Sort through the entries below and pull out lines containing the word "points".

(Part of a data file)

____________

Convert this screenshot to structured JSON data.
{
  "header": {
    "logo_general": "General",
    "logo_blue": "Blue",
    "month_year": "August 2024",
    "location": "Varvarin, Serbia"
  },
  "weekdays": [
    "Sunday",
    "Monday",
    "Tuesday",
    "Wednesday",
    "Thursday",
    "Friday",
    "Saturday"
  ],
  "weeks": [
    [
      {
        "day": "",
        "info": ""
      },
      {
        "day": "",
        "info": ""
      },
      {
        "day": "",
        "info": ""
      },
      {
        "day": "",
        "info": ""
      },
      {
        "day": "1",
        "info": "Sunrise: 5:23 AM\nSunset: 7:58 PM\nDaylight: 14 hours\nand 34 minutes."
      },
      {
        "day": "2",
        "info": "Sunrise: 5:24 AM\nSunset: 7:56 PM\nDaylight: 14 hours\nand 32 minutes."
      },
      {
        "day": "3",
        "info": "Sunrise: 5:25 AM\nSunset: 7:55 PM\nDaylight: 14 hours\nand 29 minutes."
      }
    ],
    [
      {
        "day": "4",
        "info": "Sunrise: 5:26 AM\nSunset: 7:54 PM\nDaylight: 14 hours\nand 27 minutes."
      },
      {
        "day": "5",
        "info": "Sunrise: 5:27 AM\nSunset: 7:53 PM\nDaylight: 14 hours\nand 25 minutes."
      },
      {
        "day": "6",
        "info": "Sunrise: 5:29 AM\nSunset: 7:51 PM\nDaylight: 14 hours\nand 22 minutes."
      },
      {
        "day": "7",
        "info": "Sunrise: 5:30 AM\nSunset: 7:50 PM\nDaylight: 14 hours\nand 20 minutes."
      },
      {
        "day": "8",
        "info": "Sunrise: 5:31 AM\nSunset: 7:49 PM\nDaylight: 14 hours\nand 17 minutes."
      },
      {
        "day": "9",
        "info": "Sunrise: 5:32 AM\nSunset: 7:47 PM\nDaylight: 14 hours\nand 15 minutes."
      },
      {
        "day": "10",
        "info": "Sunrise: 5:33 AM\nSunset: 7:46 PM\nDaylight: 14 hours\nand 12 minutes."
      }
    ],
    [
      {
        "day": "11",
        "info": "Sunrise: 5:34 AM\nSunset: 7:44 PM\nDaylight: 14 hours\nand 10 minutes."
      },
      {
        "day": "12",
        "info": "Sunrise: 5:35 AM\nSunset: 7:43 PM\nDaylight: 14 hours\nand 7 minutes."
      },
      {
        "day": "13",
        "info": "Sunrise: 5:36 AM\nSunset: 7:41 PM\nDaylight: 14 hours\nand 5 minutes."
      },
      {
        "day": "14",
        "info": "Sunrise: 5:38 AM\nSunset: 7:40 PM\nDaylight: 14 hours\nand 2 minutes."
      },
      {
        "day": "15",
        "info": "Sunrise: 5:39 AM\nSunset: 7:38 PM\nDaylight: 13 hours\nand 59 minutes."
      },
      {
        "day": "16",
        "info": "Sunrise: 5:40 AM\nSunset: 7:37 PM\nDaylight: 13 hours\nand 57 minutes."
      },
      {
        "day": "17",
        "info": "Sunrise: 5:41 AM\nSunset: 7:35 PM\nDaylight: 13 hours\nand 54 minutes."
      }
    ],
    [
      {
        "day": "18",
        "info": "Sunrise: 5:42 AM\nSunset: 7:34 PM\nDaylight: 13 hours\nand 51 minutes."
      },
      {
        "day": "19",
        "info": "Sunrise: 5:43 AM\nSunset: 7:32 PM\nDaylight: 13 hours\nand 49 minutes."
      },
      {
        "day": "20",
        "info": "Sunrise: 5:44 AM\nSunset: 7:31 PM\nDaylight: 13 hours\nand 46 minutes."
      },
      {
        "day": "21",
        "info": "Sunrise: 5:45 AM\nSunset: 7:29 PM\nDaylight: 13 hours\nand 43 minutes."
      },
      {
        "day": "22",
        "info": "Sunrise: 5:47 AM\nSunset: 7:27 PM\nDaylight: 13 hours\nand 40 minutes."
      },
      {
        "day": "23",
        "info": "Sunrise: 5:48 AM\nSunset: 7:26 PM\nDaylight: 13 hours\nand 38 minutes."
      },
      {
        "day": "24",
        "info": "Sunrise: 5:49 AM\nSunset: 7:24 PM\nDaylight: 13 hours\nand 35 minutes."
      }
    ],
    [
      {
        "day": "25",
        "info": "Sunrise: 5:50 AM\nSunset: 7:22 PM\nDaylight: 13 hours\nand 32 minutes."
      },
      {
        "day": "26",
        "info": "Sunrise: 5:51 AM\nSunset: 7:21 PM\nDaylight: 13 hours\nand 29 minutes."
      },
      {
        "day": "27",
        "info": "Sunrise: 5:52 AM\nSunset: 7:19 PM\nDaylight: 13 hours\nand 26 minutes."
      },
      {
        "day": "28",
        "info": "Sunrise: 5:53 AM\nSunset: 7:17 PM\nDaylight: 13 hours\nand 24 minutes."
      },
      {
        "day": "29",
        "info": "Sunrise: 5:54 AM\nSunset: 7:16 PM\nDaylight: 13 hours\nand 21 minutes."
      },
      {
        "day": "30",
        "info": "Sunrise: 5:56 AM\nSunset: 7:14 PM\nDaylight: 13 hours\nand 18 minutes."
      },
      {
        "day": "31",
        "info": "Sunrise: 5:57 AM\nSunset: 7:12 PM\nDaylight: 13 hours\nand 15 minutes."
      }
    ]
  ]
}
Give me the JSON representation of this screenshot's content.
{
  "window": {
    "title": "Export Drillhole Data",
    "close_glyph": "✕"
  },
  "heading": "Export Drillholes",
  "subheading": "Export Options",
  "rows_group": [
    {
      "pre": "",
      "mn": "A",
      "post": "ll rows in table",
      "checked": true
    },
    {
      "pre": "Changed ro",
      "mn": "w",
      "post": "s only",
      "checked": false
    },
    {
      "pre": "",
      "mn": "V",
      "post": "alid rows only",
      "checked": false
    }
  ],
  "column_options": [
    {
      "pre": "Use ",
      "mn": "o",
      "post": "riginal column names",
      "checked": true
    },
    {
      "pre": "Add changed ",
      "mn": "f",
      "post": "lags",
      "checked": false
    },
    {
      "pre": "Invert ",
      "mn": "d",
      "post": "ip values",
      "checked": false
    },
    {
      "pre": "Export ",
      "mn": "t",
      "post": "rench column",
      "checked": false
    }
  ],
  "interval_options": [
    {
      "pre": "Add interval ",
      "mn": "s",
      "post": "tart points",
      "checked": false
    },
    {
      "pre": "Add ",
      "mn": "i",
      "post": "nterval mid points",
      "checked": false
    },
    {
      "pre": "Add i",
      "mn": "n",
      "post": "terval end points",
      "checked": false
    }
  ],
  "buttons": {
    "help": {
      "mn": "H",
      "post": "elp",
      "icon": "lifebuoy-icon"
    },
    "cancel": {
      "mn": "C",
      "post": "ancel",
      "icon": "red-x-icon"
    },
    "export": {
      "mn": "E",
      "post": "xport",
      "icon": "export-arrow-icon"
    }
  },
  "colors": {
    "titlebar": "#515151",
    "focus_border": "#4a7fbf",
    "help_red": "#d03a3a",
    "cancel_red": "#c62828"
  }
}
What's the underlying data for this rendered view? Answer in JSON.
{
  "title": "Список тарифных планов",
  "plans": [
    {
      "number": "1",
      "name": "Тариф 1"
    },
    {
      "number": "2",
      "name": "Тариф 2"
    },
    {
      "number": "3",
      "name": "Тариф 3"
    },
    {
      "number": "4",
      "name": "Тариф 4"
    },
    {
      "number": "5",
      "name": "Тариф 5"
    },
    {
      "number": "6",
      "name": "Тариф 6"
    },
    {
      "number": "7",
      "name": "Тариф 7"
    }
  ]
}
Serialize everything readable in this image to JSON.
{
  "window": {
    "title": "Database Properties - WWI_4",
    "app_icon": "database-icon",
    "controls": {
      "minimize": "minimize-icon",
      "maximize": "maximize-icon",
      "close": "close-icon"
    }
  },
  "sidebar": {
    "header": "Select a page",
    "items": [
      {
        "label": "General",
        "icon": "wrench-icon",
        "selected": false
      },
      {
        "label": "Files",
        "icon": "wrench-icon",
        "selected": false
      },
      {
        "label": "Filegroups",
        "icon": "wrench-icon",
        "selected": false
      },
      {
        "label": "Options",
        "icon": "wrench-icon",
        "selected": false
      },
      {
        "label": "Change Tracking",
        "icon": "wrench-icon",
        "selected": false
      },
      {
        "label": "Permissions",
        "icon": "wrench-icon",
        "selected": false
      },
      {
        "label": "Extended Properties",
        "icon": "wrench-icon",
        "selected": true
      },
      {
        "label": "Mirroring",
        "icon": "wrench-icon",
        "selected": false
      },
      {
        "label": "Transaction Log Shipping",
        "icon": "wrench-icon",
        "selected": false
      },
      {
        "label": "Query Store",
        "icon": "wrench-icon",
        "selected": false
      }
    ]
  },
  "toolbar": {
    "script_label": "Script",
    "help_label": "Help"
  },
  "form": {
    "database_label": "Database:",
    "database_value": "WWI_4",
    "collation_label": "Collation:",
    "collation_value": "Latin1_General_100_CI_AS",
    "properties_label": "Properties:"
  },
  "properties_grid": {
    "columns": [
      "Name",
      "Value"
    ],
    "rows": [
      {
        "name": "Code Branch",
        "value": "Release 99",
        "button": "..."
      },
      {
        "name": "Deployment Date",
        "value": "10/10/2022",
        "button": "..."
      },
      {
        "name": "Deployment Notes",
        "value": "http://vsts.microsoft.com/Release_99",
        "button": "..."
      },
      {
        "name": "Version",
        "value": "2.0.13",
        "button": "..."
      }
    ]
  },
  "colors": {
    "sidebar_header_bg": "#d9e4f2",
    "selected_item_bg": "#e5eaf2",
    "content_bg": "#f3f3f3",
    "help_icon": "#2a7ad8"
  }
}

____________

# [Answer to the problem]
      "post": "tart points",
      "post": "nterval mid points",
      "post": "terval end points",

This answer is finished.